WHAT YOU HAVE TO DO » All the entries need to be quoted exactly, apart from the pictures, which you should drop.

DATA LISTING »
######
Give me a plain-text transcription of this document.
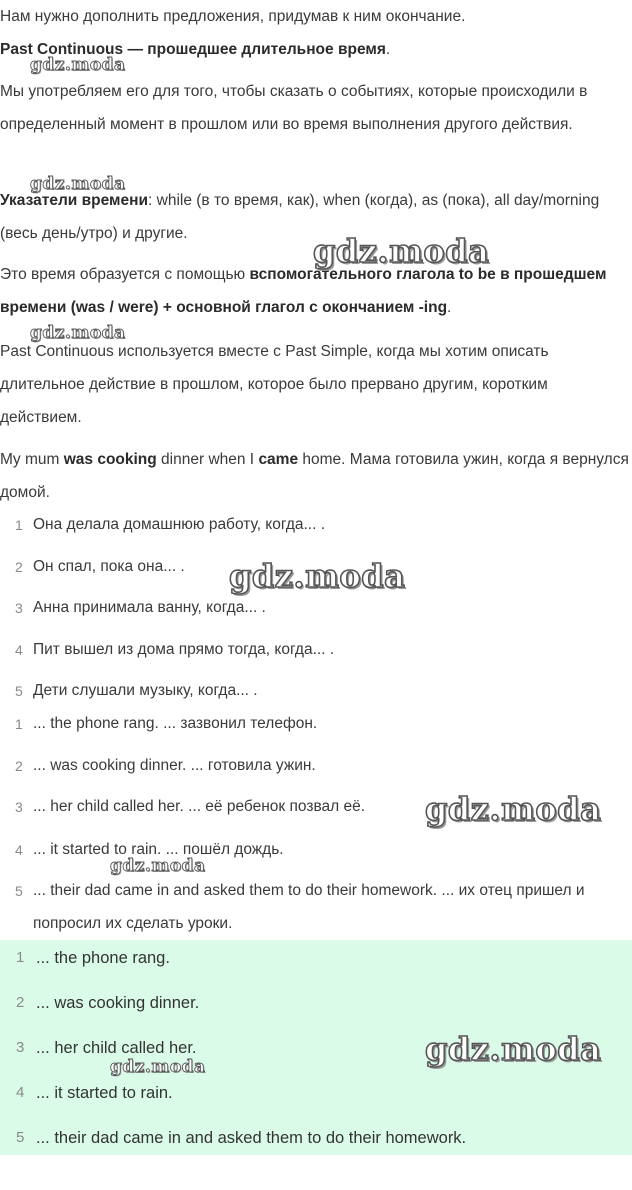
Нам нужно дополнить предложения, придумав к ним окончание.

Past Continuous — прошедшее длительное время.

Мы употребляем его для того, чтобы сказать о событиях, которые происходили в определенный момент в прошлом или во время выполнения другого действия.

Указатели времени: while (в то время, как), when (когда), as (пока), all day/morning (весь день/утро) и другие.

Это время образуется с помощью вспомогательного глагола to be в прошедшем времени (was / were) + основной глагол с окончанием -ing.

Past Continuous используется вместе с Past Simple, когда мы хотим описать длительное действие в прошлом, которое было прервано другим, коротким действием.

My mum was cooking dinner when I came home. Мама готовила ужин, когда я вернулся домой.

1 Она делала домашнюю работу, когда... .
2 Он спал, пока она... .
3 Анна принимала ванну, когда... .
4 Пит вышел из дома прямо тогда, когда... .
5 Дети слушали музыку, когда... .
1 ... the phone rang. ... зазвонил телефон.
2 ... was cooking dinner. ... готовила ужин.
3 ... her child called her. ... её ребенок позвал её.
4 ... it started to rain. ... пошёл дождь.
5 ... their dad came in and asked them to do their homework. ... их отец пришел и попросил их сделать уроки.
1 ... the phone rang.
2 ... was cooking dinner.
3 ... her child called her.
4 ... it started to rain.
5 ... their dad came in and asked them to do their homework.
gdz.moda
gdz.moda
gdz.moda
gdz.moda
gdz.moda
gdz.moda
gdz.moda
gdz.moda
gdz.moda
######
ANSWER TO THE PROBLEM »
Give me a plain-text transcription of this document.
Нам нужно дополнить предложения, придумав к ним окончание.

Past Continuous — прошедшее длительное время.

Мы употребляем его для того, чтобы сказать о событиях, которые происходили в определенный момент в прошлом или во время выполнения другого действия.

Указатели времени: while (в то время, как), when (когда), as (пока), all day/morning (весь день/утро) и другие.

Это время образуется с помощью вспомогательного глагола to be в прошедшем времени (was / were) + основной глагол с окончанием -ing.

Past Continuous используется вместе с Past Simple, когда мы хотим описать длительное действие в прошлом, которое было прервано другим, коротким действием.

My mum was cooking dinner when I came home. Мама готовила ужин, когда я вернулся домой.

1 Она делала домашнюю работу, когда... .
2 Он спал, пока она... .
3 Анна принимала ванну, когда... .
4 Пит вышел из дома прямо тогда, когда... .
5 Дети слушали музыку, когда... .
1 ... the phone rang. ... зазвонил телефон.
2 ... was cooking dinner. ... готовила ужин.
3 ... her child called her. ... её ребенок позвал её.
4 ... it started to rain. ... пошёл дождь.
5 ... their dad came in and asked them to do their homework. ... их отец пришел и попросил их сделать уроки.
1 ... the phone rang.
2 ... was cooking dinner.
3 ... her child called her.
4 ... it started to rain.
5 ... their dad came in and asked them to do their homework.
gdz.moda
gdz.moda
gdz.moda
gdz.moda
gdz.moda
gdz.moda
gdz.moda
gdz.moda
gdz.moda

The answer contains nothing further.